* REQUIREMENT: Using the data beneath, show every line that includes the word "Yellow".

* DATASET EXTRACT:
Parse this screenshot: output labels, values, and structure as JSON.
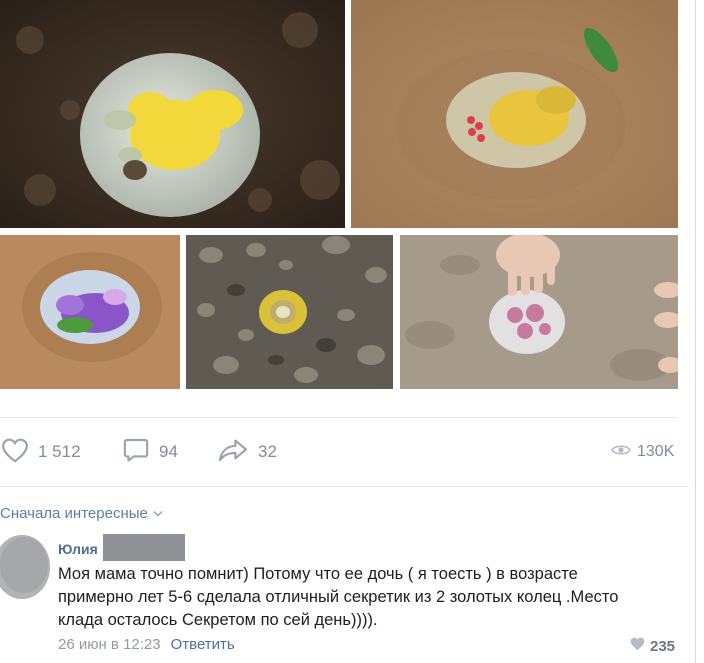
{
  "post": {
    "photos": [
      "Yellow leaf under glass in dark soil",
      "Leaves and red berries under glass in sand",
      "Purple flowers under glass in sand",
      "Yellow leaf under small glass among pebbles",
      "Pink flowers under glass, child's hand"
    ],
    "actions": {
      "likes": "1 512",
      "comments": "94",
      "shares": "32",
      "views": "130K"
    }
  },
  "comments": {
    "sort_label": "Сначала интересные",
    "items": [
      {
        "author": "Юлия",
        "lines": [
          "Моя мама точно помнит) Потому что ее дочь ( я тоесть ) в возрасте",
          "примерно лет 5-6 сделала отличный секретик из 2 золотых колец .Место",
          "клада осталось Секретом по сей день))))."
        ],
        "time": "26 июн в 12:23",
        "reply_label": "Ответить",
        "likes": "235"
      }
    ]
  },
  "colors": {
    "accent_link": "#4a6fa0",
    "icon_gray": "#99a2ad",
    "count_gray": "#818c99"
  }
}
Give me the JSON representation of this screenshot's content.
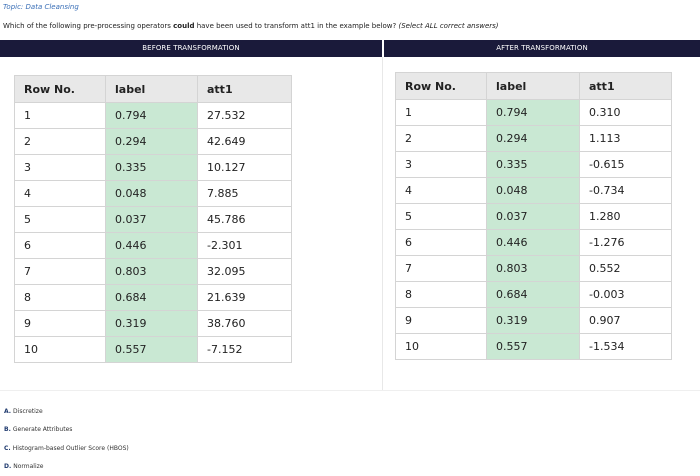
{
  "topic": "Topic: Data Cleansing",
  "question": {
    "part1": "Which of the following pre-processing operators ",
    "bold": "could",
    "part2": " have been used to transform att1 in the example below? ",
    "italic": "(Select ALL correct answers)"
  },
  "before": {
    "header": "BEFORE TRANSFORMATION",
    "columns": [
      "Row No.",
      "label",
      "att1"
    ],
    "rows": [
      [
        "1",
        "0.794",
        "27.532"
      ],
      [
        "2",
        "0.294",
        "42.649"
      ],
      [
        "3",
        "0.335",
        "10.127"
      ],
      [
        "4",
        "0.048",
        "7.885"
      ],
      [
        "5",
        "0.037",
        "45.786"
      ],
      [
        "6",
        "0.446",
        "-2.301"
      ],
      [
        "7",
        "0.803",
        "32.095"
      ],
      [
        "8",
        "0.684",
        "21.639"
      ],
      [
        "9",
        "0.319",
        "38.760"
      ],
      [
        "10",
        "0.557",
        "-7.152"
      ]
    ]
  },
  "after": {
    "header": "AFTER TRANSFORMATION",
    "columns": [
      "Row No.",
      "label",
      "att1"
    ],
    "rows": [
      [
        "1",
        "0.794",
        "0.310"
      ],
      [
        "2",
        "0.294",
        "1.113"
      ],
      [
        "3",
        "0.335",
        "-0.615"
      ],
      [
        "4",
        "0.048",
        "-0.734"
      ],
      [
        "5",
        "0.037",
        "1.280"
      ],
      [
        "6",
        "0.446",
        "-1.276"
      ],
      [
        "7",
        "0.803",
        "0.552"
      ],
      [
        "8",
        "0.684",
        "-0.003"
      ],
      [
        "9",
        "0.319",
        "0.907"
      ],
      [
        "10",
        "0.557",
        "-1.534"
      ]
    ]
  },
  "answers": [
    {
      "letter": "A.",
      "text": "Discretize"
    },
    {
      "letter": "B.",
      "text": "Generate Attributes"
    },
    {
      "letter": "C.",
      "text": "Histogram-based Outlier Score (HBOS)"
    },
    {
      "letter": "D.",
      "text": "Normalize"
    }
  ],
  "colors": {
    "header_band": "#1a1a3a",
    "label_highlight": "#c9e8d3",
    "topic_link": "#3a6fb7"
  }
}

* FINAL ANSWER:
      "Yellow leaf under glass in dark soil",
      "Yellow leaf under small glass among pebbles",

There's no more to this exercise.